Start of Supplied material

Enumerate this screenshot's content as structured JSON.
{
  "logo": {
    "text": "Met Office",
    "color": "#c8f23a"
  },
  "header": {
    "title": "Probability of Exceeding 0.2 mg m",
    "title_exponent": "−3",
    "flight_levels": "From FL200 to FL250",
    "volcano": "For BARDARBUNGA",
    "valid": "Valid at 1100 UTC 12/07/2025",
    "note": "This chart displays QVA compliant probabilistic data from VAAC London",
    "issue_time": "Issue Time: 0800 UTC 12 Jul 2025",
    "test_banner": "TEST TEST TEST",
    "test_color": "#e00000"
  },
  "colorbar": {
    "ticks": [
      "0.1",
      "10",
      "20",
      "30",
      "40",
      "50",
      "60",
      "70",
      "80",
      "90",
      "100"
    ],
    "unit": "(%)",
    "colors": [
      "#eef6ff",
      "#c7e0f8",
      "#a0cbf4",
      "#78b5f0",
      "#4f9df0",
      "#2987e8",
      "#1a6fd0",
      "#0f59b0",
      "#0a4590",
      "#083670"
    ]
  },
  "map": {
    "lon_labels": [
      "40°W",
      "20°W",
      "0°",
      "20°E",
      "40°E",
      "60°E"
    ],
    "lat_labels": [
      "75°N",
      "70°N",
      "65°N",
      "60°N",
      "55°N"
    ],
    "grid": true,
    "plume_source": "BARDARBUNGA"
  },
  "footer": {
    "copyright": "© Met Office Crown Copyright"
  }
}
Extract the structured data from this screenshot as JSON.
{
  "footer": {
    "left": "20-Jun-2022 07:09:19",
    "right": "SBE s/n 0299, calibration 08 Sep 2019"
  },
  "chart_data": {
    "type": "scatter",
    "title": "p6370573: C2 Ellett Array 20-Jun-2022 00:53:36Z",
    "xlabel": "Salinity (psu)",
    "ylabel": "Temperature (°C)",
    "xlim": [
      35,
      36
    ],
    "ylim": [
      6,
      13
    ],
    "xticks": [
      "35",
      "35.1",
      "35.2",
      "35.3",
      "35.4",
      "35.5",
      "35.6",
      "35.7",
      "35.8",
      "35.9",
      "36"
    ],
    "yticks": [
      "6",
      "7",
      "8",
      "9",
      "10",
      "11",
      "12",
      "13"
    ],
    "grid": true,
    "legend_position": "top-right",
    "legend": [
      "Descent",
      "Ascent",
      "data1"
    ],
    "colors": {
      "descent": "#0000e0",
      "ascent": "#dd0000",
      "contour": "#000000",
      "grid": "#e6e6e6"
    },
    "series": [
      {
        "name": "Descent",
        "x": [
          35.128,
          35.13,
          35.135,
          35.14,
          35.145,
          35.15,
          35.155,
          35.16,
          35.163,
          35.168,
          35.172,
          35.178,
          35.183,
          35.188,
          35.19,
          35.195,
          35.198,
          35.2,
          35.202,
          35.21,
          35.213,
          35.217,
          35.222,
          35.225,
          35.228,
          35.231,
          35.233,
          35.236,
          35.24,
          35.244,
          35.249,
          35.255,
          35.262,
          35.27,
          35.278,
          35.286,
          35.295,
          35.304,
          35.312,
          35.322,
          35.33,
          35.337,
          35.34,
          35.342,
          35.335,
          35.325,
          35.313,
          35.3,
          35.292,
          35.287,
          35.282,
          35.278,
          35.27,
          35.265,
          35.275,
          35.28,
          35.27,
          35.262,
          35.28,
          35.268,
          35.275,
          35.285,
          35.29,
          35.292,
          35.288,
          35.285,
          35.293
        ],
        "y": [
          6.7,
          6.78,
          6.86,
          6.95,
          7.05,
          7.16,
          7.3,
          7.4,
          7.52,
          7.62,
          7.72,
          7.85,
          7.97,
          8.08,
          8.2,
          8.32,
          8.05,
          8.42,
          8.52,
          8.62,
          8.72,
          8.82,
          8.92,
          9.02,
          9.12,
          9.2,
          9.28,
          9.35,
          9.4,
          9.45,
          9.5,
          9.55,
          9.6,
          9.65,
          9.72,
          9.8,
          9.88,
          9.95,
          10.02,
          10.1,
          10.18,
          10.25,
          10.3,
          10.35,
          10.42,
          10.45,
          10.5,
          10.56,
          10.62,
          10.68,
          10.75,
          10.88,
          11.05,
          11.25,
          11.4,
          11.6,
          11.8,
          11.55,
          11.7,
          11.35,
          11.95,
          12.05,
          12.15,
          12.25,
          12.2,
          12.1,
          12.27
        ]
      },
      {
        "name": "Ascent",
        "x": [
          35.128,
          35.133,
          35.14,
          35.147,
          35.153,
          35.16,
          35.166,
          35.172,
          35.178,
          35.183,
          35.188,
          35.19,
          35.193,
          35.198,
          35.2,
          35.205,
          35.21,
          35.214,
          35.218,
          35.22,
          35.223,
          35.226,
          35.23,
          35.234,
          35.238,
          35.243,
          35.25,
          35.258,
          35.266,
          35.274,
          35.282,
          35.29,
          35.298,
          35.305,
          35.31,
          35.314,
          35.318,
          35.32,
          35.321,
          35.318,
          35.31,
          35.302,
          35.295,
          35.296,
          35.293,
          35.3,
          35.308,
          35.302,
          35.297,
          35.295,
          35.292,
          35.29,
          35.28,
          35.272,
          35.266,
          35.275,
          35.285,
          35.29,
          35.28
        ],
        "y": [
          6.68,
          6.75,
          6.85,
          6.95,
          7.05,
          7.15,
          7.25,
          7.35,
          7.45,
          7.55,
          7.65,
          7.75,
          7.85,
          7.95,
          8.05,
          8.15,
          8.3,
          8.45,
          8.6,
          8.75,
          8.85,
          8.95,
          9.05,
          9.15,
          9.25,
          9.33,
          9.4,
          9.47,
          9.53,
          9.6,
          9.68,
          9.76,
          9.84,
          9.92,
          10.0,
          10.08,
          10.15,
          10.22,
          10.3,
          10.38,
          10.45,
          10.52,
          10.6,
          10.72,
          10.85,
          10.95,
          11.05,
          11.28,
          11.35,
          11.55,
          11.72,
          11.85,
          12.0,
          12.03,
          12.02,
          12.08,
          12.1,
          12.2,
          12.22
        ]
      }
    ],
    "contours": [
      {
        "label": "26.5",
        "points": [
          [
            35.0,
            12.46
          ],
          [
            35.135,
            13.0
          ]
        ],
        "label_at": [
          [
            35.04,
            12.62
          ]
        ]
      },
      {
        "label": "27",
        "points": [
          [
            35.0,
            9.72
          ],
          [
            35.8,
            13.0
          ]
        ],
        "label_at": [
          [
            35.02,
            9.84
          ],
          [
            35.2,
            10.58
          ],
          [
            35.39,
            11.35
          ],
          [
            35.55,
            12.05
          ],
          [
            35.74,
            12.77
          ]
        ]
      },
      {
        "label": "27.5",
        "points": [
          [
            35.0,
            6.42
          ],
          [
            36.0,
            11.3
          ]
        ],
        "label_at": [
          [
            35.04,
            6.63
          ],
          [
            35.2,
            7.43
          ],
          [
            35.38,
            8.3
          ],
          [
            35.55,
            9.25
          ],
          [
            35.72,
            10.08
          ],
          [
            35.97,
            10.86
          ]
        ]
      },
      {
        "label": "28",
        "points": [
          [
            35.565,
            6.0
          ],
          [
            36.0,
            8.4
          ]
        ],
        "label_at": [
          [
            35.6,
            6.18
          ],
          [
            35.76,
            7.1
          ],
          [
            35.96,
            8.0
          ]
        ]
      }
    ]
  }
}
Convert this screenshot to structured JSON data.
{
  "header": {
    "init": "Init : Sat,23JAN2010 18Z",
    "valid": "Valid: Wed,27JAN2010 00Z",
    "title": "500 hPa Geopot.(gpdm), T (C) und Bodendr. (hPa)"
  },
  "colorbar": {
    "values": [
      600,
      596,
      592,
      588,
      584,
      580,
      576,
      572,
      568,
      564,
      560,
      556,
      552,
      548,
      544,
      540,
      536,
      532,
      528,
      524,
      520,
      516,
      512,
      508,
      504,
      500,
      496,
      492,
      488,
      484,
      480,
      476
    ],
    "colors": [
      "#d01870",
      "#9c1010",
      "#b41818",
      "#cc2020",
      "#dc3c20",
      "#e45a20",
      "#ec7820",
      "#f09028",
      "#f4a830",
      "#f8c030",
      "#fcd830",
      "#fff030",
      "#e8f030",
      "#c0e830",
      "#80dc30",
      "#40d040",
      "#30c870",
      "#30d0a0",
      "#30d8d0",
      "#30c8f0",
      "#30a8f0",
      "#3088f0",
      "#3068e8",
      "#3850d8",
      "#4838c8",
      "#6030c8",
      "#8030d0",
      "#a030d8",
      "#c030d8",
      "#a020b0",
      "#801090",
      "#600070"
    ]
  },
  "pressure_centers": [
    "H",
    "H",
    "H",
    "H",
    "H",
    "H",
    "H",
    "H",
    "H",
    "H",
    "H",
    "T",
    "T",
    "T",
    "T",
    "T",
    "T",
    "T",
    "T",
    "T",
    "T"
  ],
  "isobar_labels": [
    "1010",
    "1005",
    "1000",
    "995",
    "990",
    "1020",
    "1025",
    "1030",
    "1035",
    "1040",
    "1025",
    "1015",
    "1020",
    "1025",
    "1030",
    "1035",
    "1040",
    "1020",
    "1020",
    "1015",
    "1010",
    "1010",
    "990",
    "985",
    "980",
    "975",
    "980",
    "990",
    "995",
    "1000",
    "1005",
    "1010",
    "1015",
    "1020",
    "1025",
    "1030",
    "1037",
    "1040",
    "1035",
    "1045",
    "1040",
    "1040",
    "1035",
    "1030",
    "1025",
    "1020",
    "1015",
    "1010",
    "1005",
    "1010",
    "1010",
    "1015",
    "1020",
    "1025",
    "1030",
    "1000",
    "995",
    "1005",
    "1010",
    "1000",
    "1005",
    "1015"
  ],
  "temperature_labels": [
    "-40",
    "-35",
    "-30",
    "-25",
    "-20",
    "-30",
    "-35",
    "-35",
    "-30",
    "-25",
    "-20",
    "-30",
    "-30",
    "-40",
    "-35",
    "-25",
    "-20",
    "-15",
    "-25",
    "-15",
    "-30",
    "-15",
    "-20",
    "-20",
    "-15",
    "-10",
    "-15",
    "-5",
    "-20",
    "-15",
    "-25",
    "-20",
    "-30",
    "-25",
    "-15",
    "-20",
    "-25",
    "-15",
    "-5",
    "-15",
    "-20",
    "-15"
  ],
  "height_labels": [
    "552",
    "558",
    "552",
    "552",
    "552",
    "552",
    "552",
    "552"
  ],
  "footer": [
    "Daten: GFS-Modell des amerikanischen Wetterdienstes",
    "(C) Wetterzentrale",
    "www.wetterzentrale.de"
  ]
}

End of Supplied material

> [Task details]:
In the records above, how many lines contain the word "Office"? Give the number alone.

> [Output for this exercise]:
2